Task to complete:
Extract every line where the string "alpha" appears.

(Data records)
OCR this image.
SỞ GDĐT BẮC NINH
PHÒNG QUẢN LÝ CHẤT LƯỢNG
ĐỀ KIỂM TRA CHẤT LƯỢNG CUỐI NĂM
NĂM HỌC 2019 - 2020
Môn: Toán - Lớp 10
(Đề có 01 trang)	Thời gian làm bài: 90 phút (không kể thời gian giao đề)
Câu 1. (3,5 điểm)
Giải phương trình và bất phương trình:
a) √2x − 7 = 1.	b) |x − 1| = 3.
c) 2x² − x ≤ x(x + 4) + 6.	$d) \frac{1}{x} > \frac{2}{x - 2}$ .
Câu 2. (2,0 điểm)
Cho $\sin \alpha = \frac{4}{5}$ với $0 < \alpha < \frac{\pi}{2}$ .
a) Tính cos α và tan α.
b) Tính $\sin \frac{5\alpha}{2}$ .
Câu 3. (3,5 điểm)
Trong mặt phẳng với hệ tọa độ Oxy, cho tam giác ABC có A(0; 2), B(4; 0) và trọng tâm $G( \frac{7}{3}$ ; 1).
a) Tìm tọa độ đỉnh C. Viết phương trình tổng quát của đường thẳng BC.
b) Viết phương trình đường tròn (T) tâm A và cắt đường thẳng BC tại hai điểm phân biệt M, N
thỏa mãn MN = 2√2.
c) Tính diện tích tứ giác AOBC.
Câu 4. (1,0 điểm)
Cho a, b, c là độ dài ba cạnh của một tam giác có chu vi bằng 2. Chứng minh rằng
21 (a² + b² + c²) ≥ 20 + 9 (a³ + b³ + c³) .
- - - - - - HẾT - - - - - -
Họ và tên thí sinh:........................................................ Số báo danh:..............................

Solution to the problem:
Cho $\sin \alpha = \frac{4}{5}$ với $0 < \alpha < \frac{\pi}{2}$ .
b) Tính $\sin \frac{5\alpha}{2}$ .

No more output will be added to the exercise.